**Source extract**
-- -- --

The fact though is that African countries didn’t lose wars because of false gods. If worshipping the Christian God won wars, New Kingdom Egyptian dynasties, Kushite empire, the Chola Chola dynasty, Persians and later Mongols would not have won so many battles.
Back then, we weren’t conquered by countries — we were colonized by corporations. The British South Africa Company, the Royal Niger Company, and the Dutch East India Company were the Googles and Apples 🦄 of the 19th century. Their shareholders were Europe’s elite — investors seeking quarterly returns in gold, ivory, and human labor. What they exported wasn’t civilization but capitalism with a bayonet.
While these “unicorns” conquered continents, the same elites were crushing their own working classes at home. The Peterloo Massacre (1819) was not far removed from massacres in Lagos, Delhi, or Kimberley. The empire was an outsourcing project — exporting repression from Manchester to Mozambique. Colonialism wasn’t a clash of leadership styles; it was a clash of industrial capacity.
Colonial invaders outmatched African states in four key areas — four asymmetries that decided the continent’s fate.
1. Equipment
They wielded new weapons of mass disruption: Gatling guns, repeating rifles, and artillery that could annihilate armies before a single spear was thrown. African forces fought courageously but faced machinery designed for extermination, not combat.
2. Logistics
Europe had the maps, money, and merchants. They coordinated invasions through telegraphs, railways, and naval supply chains — a global logistics web that outclassed any African kingdom’s capacity to move or sustain troops. Wars were won in warehouses before they were fought on battlefields.

-- -- --

(Dataset records)
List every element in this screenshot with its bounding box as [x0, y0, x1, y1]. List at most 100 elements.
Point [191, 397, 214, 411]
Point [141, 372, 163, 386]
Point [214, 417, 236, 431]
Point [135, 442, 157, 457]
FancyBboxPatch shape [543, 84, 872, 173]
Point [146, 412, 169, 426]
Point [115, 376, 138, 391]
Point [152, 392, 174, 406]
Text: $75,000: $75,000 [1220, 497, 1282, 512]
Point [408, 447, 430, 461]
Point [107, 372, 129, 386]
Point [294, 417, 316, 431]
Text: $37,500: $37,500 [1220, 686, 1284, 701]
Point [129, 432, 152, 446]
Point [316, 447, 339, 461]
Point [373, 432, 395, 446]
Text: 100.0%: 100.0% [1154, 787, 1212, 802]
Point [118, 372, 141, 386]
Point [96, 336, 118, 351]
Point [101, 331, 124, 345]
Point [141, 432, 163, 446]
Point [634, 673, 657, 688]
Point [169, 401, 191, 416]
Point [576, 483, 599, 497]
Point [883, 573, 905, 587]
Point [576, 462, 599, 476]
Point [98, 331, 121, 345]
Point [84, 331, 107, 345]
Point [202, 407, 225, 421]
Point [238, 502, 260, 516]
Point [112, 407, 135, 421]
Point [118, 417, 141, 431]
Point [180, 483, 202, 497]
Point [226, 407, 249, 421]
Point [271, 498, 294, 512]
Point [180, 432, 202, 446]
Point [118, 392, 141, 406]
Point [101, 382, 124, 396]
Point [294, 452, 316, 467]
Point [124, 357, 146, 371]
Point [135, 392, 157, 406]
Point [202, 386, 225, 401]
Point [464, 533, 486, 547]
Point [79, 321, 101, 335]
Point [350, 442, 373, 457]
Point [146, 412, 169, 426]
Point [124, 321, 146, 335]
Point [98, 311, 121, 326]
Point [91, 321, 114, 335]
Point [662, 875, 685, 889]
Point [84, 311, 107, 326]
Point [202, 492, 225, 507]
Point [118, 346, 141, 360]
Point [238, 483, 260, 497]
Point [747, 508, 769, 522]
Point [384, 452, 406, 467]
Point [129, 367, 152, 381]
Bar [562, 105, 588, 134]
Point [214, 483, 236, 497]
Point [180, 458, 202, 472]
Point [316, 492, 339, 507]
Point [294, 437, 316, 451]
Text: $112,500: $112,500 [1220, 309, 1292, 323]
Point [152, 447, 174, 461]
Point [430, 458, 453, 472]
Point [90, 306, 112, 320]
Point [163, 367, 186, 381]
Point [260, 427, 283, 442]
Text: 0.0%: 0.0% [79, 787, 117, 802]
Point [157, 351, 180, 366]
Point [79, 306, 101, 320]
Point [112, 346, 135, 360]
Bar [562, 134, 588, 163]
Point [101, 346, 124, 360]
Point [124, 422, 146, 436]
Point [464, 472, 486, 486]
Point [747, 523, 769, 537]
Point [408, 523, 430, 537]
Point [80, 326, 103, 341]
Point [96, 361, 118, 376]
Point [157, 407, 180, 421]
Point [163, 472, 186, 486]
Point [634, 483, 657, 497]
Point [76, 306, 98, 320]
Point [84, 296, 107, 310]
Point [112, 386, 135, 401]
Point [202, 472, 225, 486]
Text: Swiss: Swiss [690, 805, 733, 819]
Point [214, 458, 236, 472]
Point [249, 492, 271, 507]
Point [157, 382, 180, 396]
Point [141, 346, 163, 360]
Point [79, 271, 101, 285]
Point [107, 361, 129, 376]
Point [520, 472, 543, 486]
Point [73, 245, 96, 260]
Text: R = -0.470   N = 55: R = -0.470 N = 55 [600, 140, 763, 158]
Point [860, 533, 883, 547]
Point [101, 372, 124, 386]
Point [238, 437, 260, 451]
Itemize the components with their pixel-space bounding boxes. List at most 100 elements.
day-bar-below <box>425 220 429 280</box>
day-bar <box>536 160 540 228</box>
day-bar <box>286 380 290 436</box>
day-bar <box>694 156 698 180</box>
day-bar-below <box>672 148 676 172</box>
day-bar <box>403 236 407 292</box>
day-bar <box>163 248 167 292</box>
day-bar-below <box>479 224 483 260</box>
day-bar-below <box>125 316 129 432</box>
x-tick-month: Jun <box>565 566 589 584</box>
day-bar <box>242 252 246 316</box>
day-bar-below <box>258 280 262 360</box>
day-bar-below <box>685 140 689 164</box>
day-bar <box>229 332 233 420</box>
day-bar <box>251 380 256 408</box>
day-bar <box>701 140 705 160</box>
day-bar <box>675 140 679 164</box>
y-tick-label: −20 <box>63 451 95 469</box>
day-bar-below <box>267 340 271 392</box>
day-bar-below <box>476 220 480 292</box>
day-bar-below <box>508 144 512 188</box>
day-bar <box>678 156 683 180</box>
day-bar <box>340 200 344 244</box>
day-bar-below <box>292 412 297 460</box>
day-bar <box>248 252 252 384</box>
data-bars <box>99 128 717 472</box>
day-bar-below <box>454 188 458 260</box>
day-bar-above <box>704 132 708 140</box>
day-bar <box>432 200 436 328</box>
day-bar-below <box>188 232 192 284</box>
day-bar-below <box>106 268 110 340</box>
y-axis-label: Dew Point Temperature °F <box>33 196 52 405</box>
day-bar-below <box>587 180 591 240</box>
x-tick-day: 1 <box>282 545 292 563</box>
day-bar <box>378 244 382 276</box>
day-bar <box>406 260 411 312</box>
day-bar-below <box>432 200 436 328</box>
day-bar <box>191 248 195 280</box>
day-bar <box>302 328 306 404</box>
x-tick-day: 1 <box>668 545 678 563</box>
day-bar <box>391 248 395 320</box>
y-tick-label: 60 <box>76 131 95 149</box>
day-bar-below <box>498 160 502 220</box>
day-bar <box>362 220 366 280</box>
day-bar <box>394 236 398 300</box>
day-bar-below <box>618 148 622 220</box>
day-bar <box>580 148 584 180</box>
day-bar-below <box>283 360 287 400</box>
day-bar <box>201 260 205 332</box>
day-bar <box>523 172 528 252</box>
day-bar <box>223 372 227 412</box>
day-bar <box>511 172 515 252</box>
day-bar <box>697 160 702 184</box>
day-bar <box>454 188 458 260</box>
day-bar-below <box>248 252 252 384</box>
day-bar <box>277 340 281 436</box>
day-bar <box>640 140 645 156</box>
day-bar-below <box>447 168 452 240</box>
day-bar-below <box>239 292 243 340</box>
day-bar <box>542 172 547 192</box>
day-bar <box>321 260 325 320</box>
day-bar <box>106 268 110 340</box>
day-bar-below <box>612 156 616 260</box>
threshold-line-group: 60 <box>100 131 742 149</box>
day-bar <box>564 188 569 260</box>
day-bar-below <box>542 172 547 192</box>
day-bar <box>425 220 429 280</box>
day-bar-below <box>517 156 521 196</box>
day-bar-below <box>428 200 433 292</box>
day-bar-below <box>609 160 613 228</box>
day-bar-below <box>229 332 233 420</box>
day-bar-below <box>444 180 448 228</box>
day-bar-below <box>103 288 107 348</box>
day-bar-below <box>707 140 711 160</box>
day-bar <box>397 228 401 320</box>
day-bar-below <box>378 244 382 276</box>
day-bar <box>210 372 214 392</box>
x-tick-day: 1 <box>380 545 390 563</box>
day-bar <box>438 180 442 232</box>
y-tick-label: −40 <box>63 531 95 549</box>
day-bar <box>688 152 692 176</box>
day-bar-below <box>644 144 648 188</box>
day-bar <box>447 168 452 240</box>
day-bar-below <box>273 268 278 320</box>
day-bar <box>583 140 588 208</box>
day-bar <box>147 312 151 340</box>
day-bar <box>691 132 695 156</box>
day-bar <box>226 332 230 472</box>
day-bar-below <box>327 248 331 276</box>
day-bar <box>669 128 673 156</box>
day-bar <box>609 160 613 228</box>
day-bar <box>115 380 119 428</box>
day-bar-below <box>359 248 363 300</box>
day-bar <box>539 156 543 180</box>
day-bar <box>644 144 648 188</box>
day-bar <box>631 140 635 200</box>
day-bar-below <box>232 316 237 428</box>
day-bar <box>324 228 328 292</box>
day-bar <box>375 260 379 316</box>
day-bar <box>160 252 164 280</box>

-- -- --

**Actions to take**
(1) List the weapons that the colonialism passage says the colonial invaders wielded.
(2) Return everything in the colonialism passage from "2. Logistics" down to "fought on battlefields.", word for word.
This material has no connection to the colonialism passage.

**Responses**
(1) Gatling guns, repeating rifles, and artillery

(2)
2. Logistics
Europe had the maps, money, and merchants. They coordinated invasions through telegraphs, railways, and naval supply chains — a global logistics web that outclassed any African kingdom’s capacity to move or sustain troops. Wars were won in warehouses before they were fought on battlefields.